THE PROBLEM: The data must be written out once more, precisely as given.

INPUT ROWS:
::::::

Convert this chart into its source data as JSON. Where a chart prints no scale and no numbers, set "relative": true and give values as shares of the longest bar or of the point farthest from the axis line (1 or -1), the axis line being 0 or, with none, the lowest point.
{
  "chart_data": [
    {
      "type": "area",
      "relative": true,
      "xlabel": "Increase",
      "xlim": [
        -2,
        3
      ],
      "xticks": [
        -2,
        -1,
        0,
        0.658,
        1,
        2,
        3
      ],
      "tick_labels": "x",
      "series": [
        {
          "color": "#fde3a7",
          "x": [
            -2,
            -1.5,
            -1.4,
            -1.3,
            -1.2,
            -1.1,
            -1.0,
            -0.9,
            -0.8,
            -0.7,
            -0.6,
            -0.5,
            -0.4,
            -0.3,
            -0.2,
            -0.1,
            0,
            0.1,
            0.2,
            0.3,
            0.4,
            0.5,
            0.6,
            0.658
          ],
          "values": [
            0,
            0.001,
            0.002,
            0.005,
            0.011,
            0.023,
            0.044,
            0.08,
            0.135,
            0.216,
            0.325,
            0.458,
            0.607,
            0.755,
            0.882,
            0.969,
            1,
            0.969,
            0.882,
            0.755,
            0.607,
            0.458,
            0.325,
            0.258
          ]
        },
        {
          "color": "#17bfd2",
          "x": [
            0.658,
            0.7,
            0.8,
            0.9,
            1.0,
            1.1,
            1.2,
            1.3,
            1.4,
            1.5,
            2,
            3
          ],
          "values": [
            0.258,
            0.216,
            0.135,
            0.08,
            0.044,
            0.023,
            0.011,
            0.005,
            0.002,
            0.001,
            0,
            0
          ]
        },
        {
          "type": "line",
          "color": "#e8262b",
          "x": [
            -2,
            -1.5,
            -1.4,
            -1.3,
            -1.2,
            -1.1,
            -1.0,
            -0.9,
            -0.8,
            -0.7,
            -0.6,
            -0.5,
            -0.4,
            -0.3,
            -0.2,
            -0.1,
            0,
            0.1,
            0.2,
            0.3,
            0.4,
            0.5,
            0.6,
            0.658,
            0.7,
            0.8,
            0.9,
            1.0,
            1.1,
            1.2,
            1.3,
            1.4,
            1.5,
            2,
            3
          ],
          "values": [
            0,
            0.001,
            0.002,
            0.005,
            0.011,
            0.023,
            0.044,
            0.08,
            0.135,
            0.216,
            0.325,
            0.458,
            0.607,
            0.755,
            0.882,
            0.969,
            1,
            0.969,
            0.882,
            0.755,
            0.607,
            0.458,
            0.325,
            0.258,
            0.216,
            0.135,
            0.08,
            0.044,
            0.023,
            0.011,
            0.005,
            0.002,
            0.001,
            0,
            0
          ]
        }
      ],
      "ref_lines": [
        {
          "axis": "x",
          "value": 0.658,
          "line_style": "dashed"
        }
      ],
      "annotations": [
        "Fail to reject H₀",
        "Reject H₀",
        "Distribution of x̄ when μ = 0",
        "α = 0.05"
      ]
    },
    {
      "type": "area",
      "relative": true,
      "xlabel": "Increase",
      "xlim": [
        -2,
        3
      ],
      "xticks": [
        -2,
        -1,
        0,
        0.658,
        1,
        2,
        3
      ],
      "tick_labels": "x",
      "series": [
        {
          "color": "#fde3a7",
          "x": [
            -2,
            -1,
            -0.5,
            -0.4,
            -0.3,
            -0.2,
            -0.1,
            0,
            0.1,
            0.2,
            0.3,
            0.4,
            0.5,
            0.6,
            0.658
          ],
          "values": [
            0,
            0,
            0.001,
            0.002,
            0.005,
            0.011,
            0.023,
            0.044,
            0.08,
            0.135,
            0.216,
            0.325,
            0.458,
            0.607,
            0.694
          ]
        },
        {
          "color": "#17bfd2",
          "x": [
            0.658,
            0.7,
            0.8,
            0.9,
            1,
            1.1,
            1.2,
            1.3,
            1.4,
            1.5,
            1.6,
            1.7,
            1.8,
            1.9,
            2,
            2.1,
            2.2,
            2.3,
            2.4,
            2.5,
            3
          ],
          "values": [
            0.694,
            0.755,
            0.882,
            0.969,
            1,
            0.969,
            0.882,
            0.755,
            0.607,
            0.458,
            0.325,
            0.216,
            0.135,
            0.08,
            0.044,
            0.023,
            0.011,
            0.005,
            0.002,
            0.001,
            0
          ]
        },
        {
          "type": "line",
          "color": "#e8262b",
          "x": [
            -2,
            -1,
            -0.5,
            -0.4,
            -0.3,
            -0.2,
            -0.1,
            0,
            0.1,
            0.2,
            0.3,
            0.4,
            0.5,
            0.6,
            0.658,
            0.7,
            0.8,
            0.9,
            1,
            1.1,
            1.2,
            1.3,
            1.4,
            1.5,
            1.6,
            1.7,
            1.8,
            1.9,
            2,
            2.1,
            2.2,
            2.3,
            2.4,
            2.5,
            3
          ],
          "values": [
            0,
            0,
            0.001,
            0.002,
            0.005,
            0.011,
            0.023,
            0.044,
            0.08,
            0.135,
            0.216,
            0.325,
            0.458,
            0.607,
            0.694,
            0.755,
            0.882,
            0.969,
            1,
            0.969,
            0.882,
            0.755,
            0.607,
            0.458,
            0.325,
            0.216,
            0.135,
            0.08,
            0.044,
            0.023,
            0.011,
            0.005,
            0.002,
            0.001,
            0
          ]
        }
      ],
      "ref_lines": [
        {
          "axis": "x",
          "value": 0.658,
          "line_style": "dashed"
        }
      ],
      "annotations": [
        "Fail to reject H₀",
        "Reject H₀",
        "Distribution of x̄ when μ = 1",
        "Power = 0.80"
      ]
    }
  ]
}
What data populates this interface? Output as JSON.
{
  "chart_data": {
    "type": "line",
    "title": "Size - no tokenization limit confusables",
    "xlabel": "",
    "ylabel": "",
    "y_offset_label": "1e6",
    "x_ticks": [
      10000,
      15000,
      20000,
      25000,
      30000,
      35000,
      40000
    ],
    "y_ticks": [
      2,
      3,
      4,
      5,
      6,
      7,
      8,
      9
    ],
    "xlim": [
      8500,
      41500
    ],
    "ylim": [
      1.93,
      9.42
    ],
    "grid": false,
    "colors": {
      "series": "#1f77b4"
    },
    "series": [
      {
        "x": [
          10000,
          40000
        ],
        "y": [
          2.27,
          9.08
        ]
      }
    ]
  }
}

::::::

FINISHED EXERCISE:
Convert this chart into its source data as JSON. Where a chart prints no scale and no numbers, set "relative": true and give values as shares of the longest bar or of the point farthest from the axis line (1 or -1), the axis line being 0 or, with none, the lowest point.
{
  "chart_data": [
    {
      "type": "area",
      "relative": true,
      "xlabel": "Increase",
      "xlim": [
        -2,
        3
      ],
      "xticks": [
        -2,
        -1,
        0,
        0.658,
        1,
        2,
        3
      ],
      "tick_labels": "x",
      "series": [
        {
          "color": "#fde3a7",
          "x": [
            -2,
            -1.5,
            -1.4,
            -1.3,
            -1.2,
            -1.1,
            -1.0,
            -0.9,
            -0.8,
            -0.7,
            -0.6,
            -0.5,
            -0.4,
            -0.3,
            -0.2,
            -0.1,
            0,
            0.1,
            0.2,
            0.3,
            0.4,
            0.5,
            0.6,
            0.658
          ],
          "values": [
            0,
            0.001,
            0.002,
            0.005,
            0.011,
            0.023,
            0.044,
            0.08,
            0.135,
            0.216,
            0.325,
            0.458,
            0.607,
            0.755,
            0.882,
            0.969,
            1,
            0.969,
            0.882,
            0.755,
            0.607,
            0.458,
            0.325,
            0.258
          ]
        },
        {
          "color": "#17bfd2",
          "x": [
            0.658,
            0.7,
            0.8,
            0.9,
            1.0,
            1.1,
            1.2,
            1.3,
            1.4,
            1.5,
            2,
            3
          ],
          "values": [
            0.258,
            0.216,
            0.135,
            0.08,
            0.044,
            0.023,
            0.011,
            0.005,
            0.002,
            0.001,
            0,
            0
          ]
        },
        {
          "type": "line",
          "color": "#e8262b",
          "x": [
            -2,
            -1.5,
            -1.4,
            -1.3,
            -1.2,
            -1.1,
            -1.0,
            -0.9,
            -0.8,
            -0.7,
            -0.6,
            -0.5,
            -0.4,
            -0.3,
            -0.2,
            -0.1,
            0,
            0.1,
            0.2,
            0.3,
            0.4,
            0.5,
            0.6,
            0.658,
            0.7,
            0.8,
            0.9,
            1.0,
            1.1,
            1.2,
            1.3,
            1.4,
            1.5,
            2,
            3
          ],
          "values": [
            0,
            0.001,
            0.002,
            0.005,
            0.011,
            0.023,
            0.044,
            0.08,
            0.135,
            0.216,
            0.325,
            0.458,
            0.607,
            0.755,
            0.882,
            0.969,
            1,
            0.969,
            0.882,
            0.755,
            0.607,
            0.458,
            0.325,
            0.258,
            0.216,
            0.135,
            0.08,
            0.044,
            0.023,
            0.011,
            0.005,
            0.002,
            0.001,
            0,
            0
          ]
        }
      ],
      "ref_lines": [
        {
          "axis": "x",
          "value": 0.658,
          "line_style": "dashed"
        }
      ],
      "annotations": [
        "Fail to reject H₀",
        "Reject H₀",
        "Distribution of x̄ when μ = 0",
        "α = 0.05"
      ]
    },
    {
      "type": "area",
      "relative": true,
      "xlabel": "Increase",
      "xlim": [
        -2,
        3
      ],
      "xticks": [
        -2,
        -1,
        0,
        0.658,
        1,
        2,
        3
      ],
      "tick_labels": "x",
      "series": [
        {
          "color": "#fde3a7",
          "x": [
            -2,
            -1,
            -0.5,
            -0.4,
            -0.3,
            -0.2,
            -0.1,
            0,
            0.1,
            0.2,
            0.3,
            0.4,
            0.5,
            0.6,
            0.658
          ],
          "values": [
            0,
            0,
            0.001,
            0.002,
            0.005,
            0.011,
            0.023,
            0.044,
            0.08,
            0.135,
            0.216,
            0.325,
            0.458,
            0.607,
            0.694
          ]
        },
        {
          "color": "#17bfd2",
          "x": [
            0.658,
            0.7,
            0.8,
            0.9,
            1,
            1.1,
            1.2,
            1.3,
            1.4,
            1.5,
            1.6,
            1.7,
            1.8,
            1.9,
            2,
            2.1,
            2.2,
            2.3,
            2.4,
            2.5,
            3
          ],
          "values": [
            0.694,
            0.755,
            0.882,
            0.969,
            1,
            0.969,
            0.882,
            0.755,
            0.607,
            0.458,
            0.325,
            0.216,
            0.135,
            0.08,
            0.044,
            0.023,
            0.011,
            0.005,
            0.002,
            0.001,
            0
          ]
        },
        {
          "type": "line",
          "color": "#e8262b",
          "x": [
            -2,
            -1,
            -0.5,
            -0.4,
            -0.3,
            -0.2,
            -0.1,
            0,
            0.1,
            0.2,
            0.3,
            0.4,
            0.5,
            0.6,
            0.658,
            0.7,
            0.8,
            0.9,
            1,
            1.1,
            1.2,
            1.3,
            1.4,
            1.5,
            1.6,
            1.7,
            1.8,
            1.9,
            2,
            2.1,
            2.2,
            2.3,
            2.4,
            2.5,
            3
          ],
          "values": [
            0,
            0,
            0.001,
            0.002,
            0.005,
            0.011,
            0.023,
            0.044,
            0.08,
            0.135,
            0.216,
            0.325,
            0.458,
            0.607,
            0.694,
            0.755,
            0.882,
            0.969,
            1,
            0.969,
            0.882,
            0.755,
            0.607,
            0.458,
            0.325,
            0.216,
            0.135,
            0.08,
            0.044,
            0.023,
            0.011,
            0.005,
            0.002,
            0.001,
            0
          ]
        }
      ],
      "ref_lines": [
        {
          "axis": "x",
          "value": 0.658,
          "line_style": "dashed"
        }
      ],
      "annotations": [
        "Fail to reject H₀",
        "Reject H₀",
        "Distribution of x̄ when μ = 1",
        "Power = 0.80"
      ]
    }
  ]
}
What data populates this interface? Output as JSON.
{
  "chart_data": {
    "type": "line",
    "title": "Size - no tokenization limit confusables",
    "xlabel": "",
    "ylabel": "",
    "y_offset_label": "1e6",
    "x_ticks": [
      10000,
      15000,
      20000,
      25000,
      30000,
      35000,
      40000
    ],
    "y_ticks": [
      2,
      3,
      4,
      5,
      6,
      7,
      8,
      9
    ],
    "xlim": [
      8500,
      41500
    ],
    "ylim": [
      1.93,
      9.42
    ],
    "grid": false,
    "colors": {
      "series": "#1f77b4"
    },
    "series": [
      {
        "x": [
          10000,
          40000
        ],
        "y": [
          2.27,
          9.08
        ]
      }
    ]
  }
}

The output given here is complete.